[Figure dataset records]
╭──
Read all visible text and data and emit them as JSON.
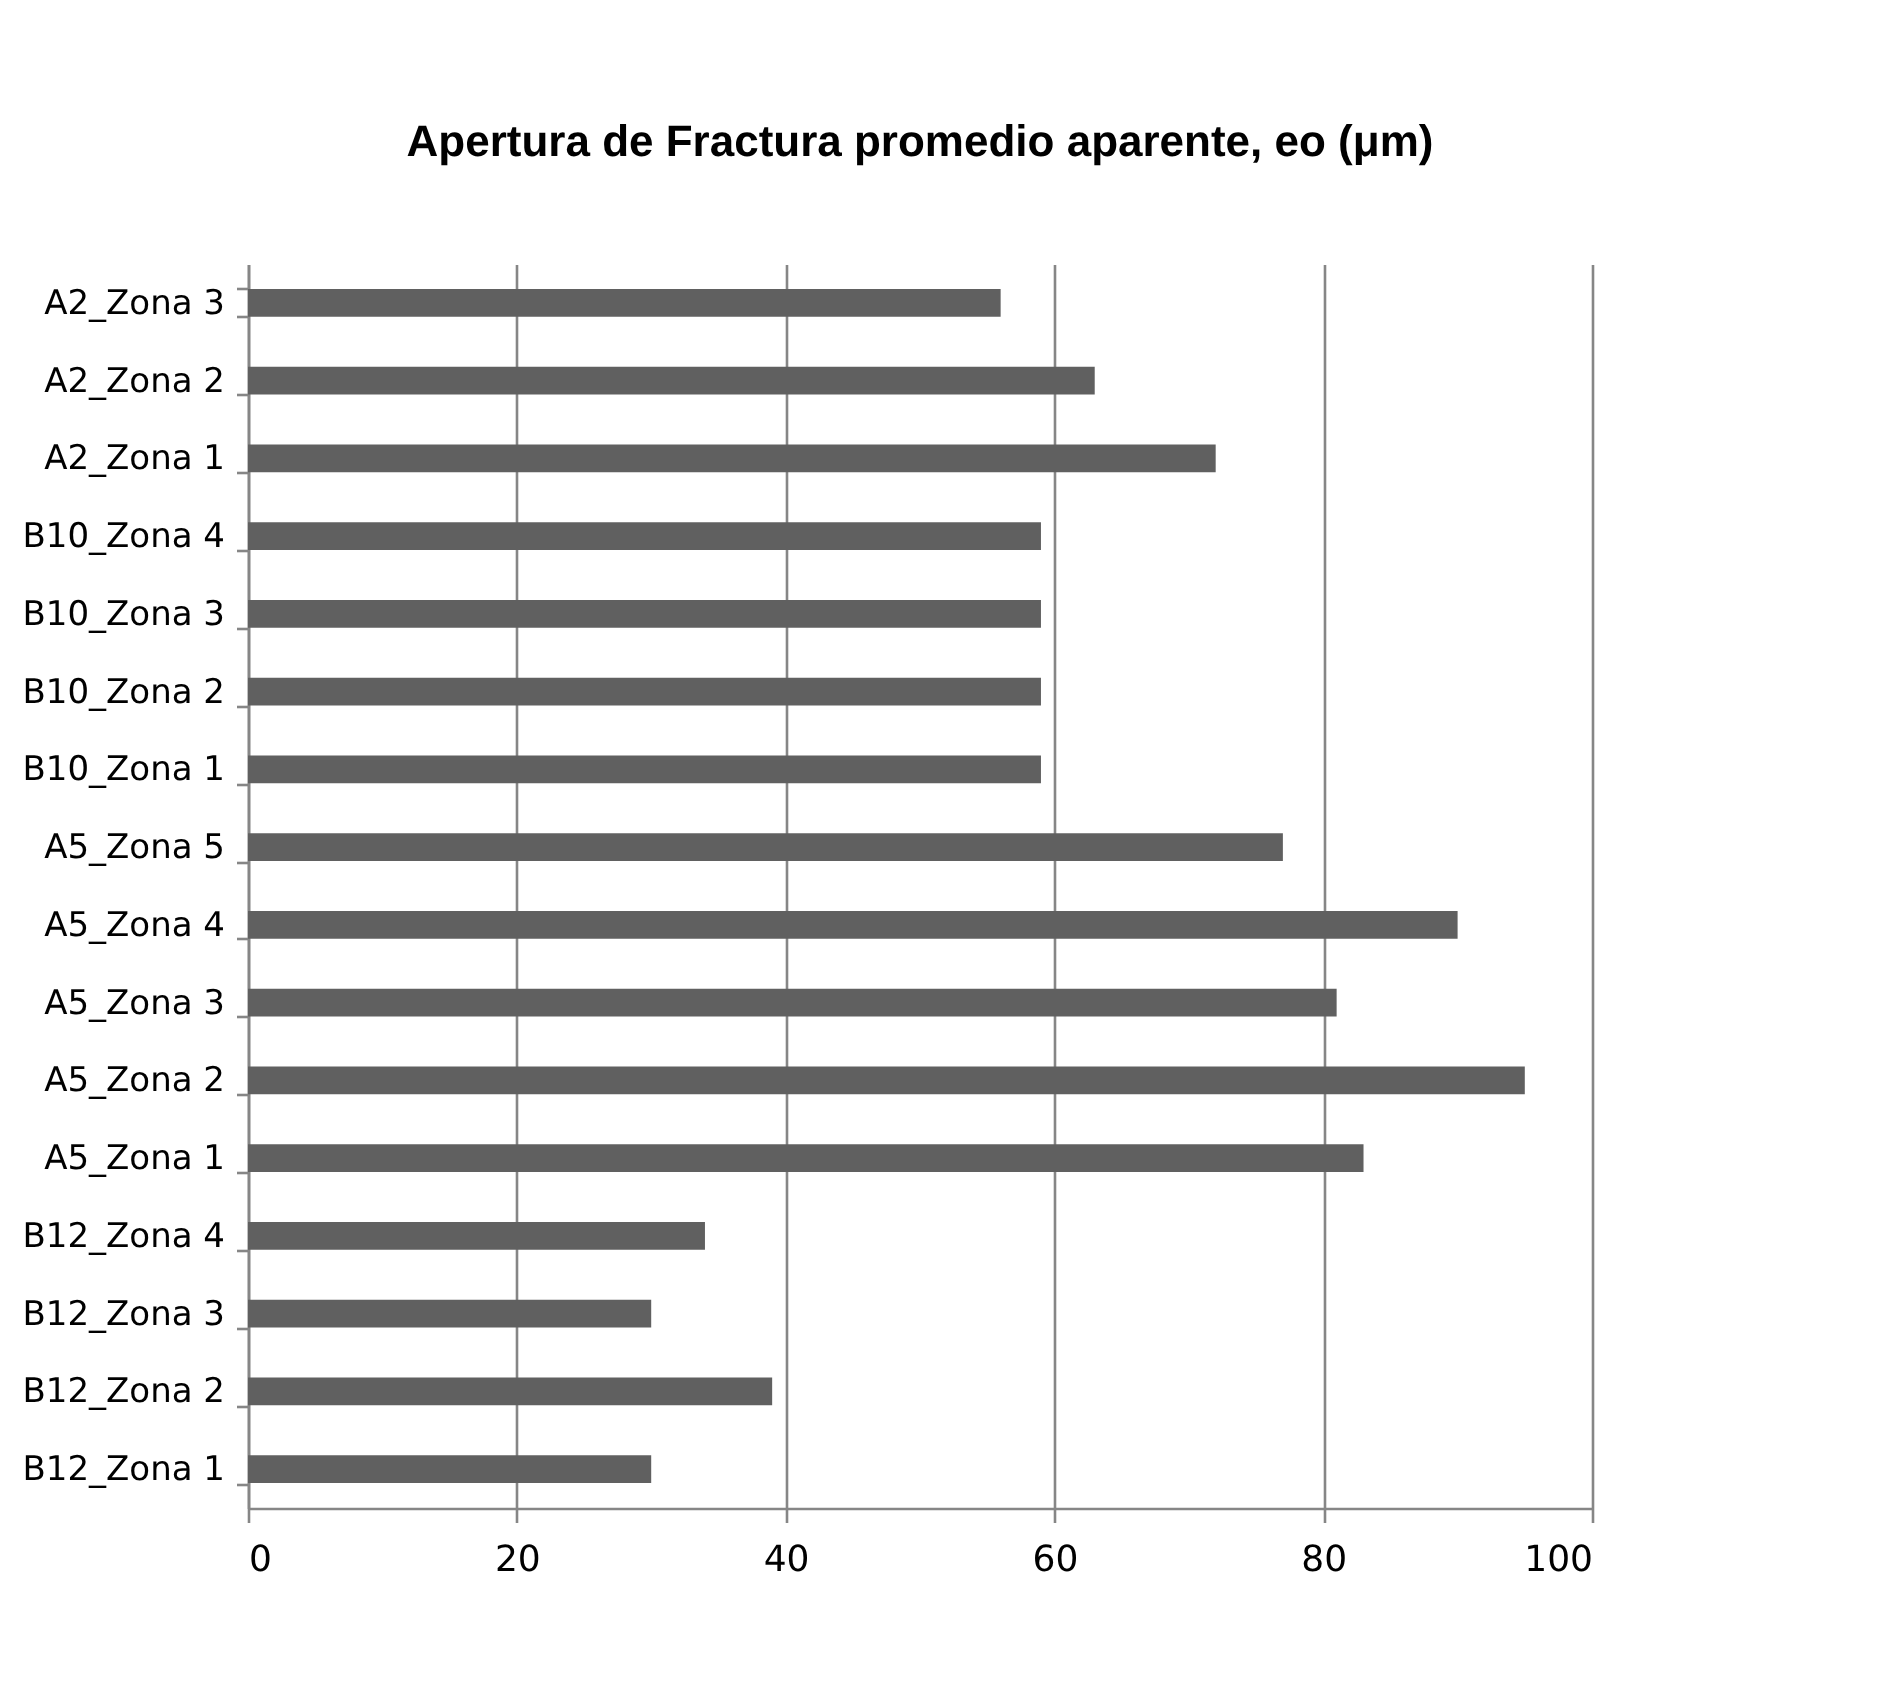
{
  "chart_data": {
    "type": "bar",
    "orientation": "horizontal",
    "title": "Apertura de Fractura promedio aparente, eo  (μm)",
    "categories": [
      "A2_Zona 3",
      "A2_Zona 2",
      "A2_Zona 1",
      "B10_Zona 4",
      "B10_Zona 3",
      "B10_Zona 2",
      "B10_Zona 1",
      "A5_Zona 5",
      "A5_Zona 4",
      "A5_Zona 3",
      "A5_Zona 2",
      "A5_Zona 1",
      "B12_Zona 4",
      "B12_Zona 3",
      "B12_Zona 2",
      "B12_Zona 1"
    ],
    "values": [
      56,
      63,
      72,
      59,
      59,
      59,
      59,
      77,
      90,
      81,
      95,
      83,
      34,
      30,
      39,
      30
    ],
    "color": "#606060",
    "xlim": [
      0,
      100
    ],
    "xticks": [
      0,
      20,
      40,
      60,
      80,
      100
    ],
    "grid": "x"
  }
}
╰──
╭──
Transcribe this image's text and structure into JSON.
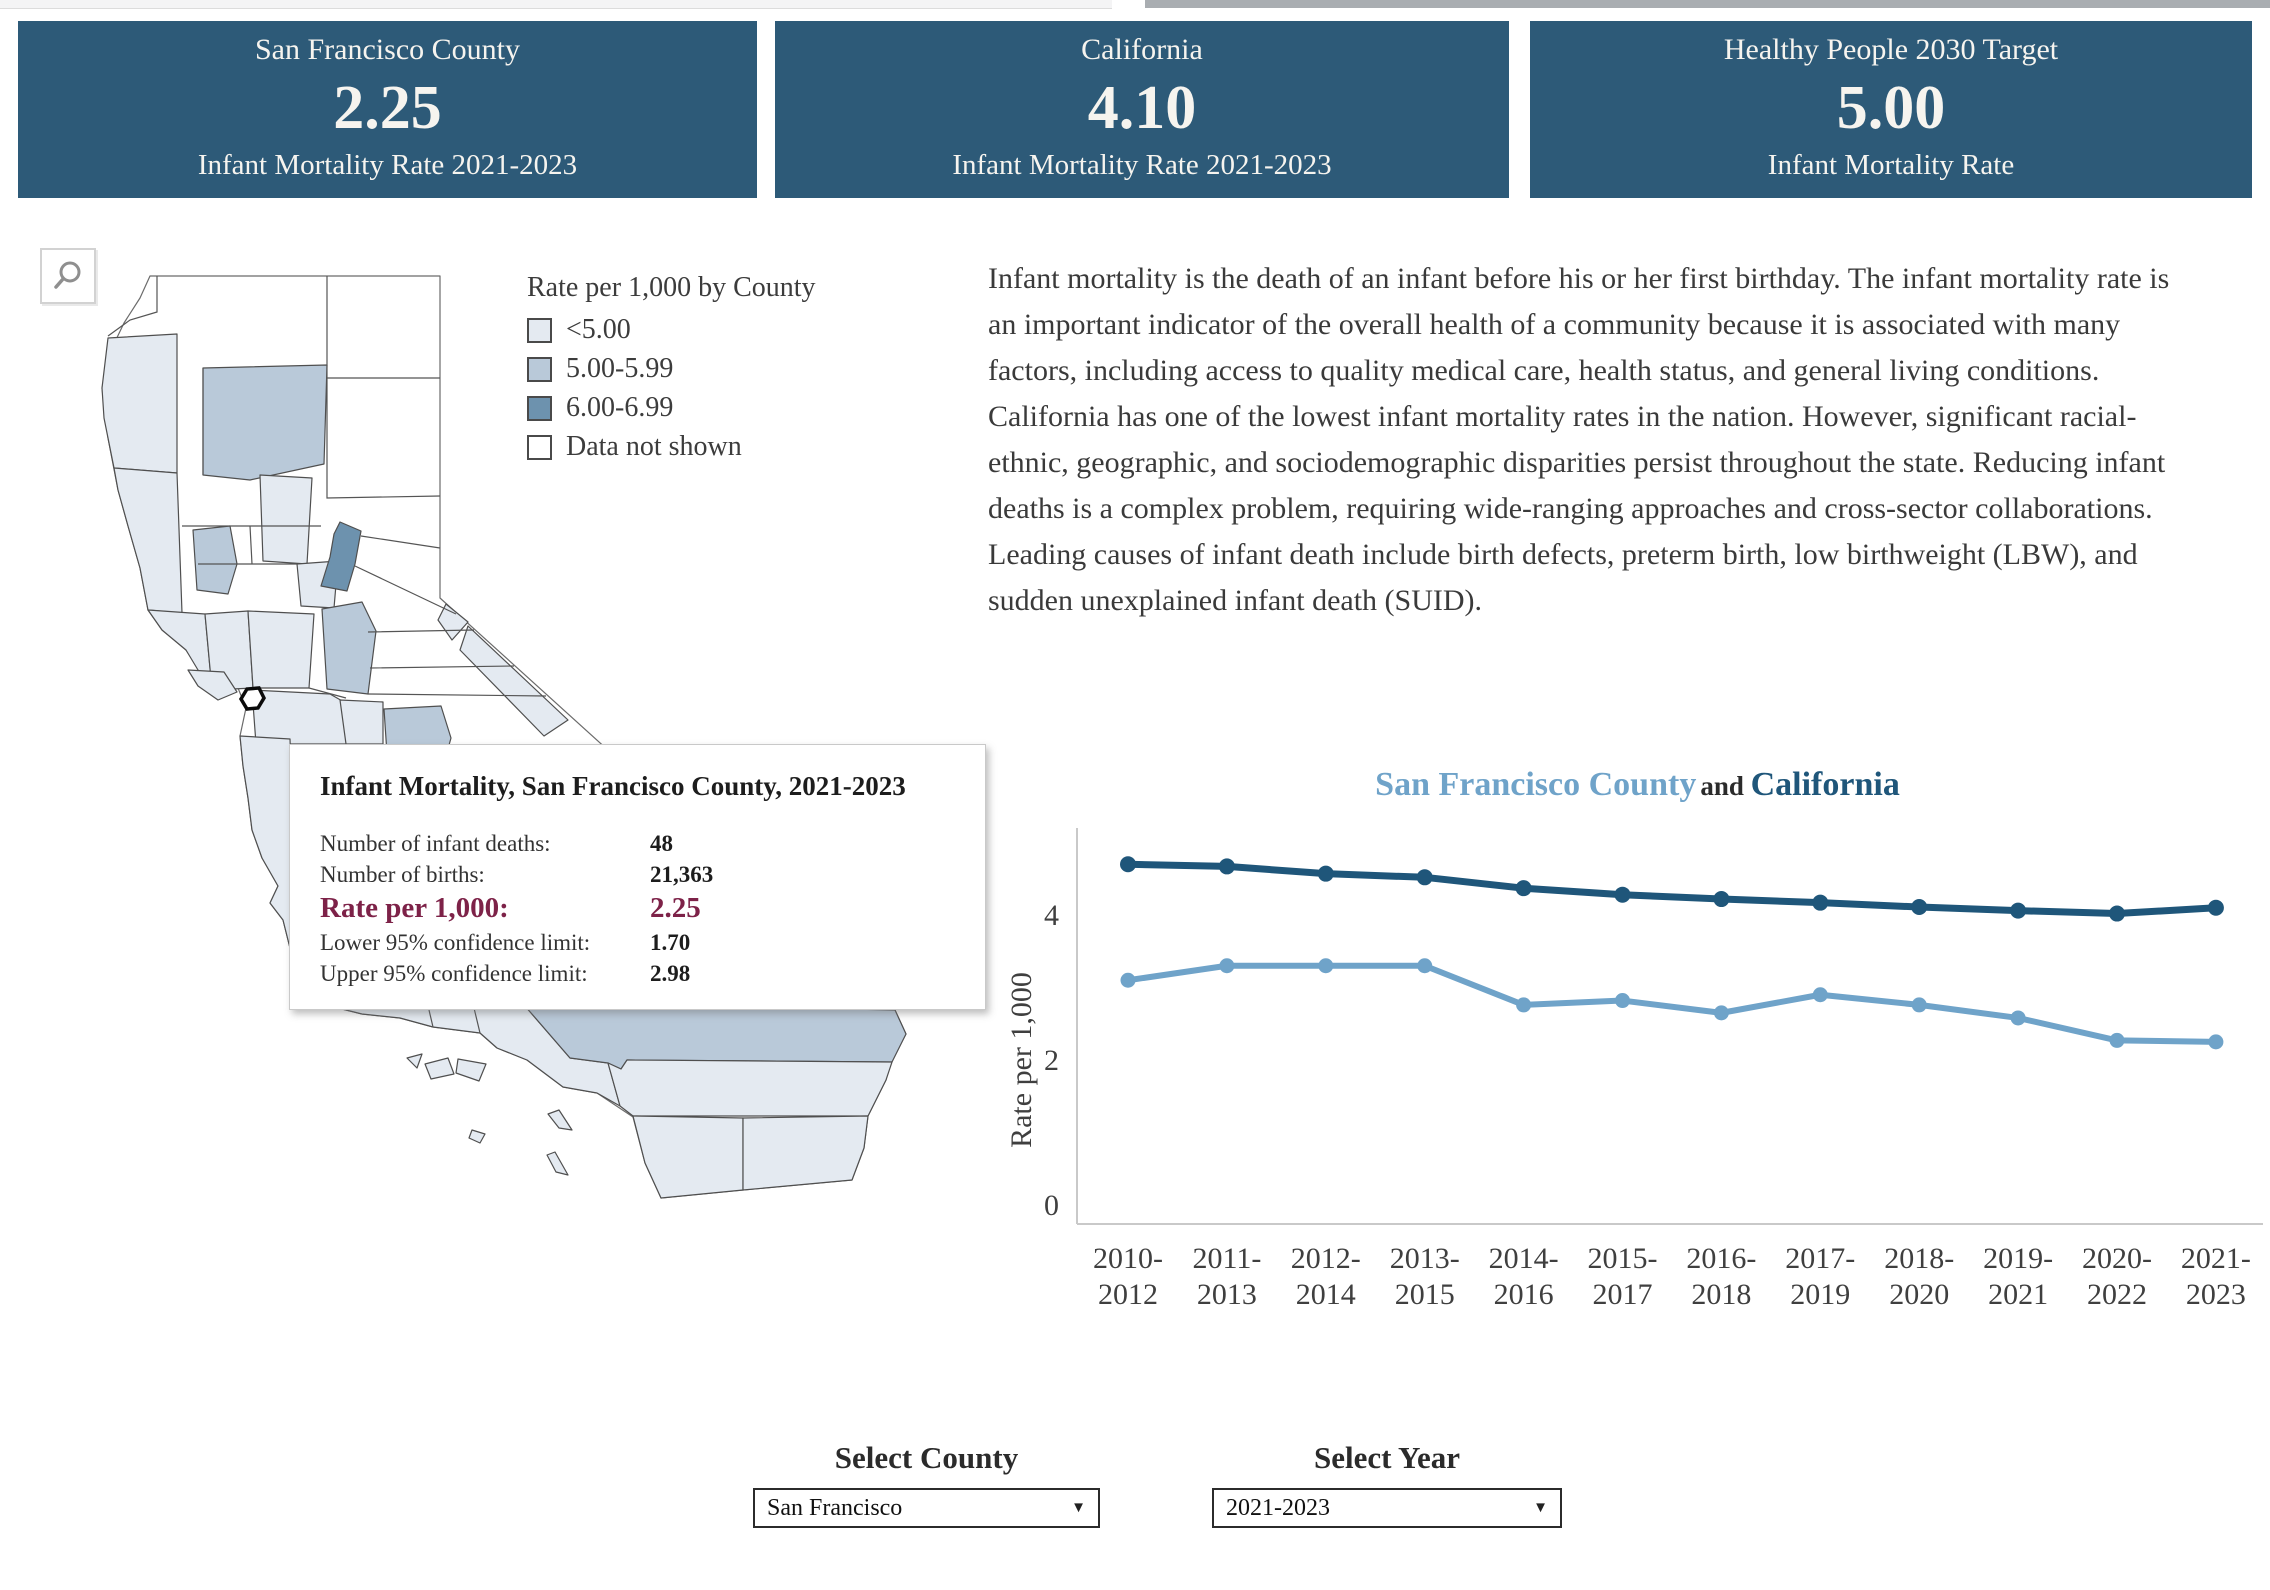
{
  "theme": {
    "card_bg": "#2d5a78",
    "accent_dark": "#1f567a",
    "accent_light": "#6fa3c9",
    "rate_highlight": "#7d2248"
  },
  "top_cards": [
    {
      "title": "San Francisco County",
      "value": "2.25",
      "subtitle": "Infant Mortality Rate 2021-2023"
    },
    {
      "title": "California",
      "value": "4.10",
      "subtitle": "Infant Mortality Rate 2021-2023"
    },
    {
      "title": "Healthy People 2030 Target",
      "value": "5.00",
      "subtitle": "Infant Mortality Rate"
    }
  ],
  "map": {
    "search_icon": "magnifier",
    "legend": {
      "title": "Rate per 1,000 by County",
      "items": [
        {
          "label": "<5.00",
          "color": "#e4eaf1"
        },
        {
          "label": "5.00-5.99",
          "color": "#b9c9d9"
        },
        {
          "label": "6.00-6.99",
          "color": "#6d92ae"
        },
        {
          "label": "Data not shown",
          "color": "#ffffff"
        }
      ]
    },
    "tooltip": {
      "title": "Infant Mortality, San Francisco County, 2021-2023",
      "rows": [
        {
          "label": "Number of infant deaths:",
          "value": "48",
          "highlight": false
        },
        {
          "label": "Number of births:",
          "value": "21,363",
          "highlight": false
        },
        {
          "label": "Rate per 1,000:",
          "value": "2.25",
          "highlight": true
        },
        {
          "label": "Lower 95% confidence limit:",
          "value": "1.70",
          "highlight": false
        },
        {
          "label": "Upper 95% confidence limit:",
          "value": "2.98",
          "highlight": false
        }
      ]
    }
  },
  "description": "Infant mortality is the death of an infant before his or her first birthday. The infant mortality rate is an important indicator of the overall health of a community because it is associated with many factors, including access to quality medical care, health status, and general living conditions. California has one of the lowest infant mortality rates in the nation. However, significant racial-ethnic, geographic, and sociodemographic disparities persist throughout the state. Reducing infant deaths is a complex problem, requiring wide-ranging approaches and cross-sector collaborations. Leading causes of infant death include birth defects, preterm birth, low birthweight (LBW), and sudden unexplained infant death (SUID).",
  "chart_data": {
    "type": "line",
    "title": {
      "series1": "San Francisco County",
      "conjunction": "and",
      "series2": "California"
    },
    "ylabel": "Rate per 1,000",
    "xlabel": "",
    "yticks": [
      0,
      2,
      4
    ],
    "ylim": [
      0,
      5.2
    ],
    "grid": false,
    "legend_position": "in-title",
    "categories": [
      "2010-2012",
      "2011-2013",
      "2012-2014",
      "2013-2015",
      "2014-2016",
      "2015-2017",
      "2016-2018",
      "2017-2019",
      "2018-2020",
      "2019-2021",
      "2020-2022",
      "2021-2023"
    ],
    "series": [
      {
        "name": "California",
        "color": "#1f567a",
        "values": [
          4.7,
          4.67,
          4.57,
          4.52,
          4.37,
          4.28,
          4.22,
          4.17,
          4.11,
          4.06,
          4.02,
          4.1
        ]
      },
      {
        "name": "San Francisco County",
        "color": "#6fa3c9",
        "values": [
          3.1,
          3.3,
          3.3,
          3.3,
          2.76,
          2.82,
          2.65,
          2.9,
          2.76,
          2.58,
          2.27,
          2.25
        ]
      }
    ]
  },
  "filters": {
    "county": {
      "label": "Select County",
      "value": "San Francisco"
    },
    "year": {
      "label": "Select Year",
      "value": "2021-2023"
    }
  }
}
╰──
§ **Your objective**
Scan the material above for the string "limit" and report each line where you find it.

§ **The reply**
          "label": "Lower 95% confidence limit:",
          "label": "Upper 95% confidence limit:",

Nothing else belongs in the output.